**Aufgabe und Anforderungen:** Fassen Sie den Textauszug in genau zwei Sätzen zusammen.

**Textauszug:**
※

Nur wenige Konflikte in der Geschichte der Menschheit dauerten länger: Dennoch ist der 335-jährige Krieg kaum jemandem ein Begriff. Trotz seiner Dauer kam dabei kein Mensch zu Schaden, ja nicht einmal ein einziger Schuss wurde abgefeuert. Dabei ist aus völkerrechtlicher Sicht nicht einmal gesichert, ob es den Krieg als solchen überhaupt gegeben hat, und über die Jahrhunderte geriet er in Vergessenheit, bis er in den Archiven wieder auftauchte.

Hätten sich die Konfliktparteien – die Niederlande auf der einen Seite, die Scilly-Inseln auf der anderen – im Jahr 1986 nicht auf einen Friedensschluss geeinigt, hätte der Krieg wohl noch viele Jahrhunderte ohne Blutvergießen weitergeführt werden können.

Boote im Hafen von St. Mary's, der größten Insel des Archipels.

※

Bounding-Box-Annotationen:
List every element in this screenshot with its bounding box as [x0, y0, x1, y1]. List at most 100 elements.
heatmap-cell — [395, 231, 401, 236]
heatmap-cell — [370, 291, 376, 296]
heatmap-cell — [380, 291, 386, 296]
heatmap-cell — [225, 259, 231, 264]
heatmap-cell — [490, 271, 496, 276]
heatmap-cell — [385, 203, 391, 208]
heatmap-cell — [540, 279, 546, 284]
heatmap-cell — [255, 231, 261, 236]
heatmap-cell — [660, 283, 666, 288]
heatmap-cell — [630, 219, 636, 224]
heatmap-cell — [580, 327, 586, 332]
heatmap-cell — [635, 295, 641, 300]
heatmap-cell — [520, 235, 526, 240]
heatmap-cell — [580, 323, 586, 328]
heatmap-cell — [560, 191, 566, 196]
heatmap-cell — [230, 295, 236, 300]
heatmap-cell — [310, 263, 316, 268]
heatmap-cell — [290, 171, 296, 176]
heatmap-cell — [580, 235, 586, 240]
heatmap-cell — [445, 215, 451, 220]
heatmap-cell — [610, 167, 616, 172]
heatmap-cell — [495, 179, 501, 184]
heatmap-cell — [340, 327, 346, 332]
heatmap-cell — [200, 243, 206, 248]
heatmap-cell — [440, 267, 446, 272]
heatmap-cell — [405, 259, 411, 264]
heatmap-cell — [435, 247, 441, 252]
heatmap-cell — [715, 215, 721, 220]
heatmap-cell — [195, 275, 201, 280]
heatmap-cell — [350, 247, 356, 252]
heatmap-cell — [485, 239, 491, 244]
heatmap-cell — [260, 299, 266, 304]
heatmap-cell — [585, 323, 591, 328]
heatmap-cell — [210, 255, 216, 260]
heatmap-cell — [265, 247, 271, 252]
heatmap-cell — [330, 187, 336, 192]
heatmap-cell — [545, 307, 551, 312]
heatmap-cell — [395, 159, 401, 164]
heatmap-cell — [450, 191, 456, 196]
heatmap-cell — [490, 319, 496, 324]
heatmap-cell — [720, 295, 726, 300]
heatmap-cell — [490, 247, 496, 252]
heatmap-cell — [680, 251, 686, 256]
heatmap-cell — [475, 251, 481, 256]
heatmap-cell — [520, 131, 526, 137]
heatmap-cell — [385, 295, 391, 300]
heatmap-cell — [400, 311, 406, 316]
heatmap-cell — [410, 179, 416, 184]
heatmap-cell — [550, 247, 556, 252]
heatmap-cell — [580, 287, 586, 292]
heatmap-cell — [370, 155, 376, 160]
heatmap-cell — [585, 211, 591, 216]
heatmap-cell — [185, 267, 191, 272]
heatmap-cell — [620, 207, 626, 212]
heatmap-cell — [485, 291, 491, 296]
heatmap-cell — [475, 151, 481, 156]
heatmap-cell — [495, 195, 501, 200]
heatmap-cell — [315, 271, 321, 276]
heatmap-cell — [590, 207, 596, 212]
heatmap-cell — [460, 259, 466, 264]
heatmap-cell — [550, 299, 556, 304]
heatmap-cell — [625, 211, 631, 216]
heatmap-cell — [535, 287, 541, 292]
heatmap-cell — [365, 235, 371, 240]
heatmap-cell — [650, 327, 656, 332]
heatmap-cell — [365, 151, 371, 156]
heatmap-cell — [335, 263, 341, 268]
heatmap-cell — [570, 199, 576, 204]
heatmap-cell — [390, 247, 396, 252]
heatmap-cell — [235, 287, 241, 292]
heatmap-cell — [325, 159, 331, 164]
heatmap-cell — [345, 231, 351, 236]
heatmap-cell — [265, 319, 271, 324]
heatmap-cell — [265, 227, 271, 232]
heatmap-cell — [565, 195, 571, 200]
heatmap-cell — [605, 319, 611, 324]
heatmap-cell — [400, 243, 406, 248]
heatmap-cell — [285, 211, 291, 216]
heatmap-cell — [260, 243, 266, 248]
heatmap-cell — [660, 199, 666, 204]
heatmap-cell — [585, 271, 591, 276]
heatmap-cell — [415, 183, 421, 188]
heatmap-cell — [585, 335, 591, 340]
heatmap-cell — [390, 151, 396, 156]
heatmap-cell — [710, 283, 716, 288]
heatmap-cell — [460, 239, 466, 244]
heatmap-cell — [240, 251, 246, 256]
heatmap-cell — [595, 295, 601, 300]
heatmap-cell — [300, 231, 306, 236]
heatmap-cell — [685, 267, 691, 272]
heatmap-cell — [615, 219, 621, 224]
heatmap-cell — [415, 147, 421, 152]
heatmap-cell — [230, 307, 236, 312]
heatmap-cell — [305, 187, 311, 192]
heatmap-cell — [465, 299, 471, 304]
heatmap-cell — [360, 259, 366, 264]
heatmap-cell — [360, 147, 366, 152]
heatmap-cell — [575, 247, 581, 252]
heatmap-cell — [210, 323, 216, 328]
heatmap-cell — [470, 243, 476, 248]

※

**Lösung der Aufgabe:** Der 335-jährige Krieg zwischen den Niederlanden und den Scilly-Inseln zählt zu den längsten Konflikten der Menschheitsgeschichte, ist jedoch kaum bekannt, und in ihm kam niemand zu Schaden, ja es fiel nicht ein einziger Schuss. Ob es ihn völkerrechtlich überhaupt gab, ist nicht gesichert; er geriet in Vergessenheit, tauchte in den Archiven wieder auf und wurde 1986 durch einen Friedensschluss beendet.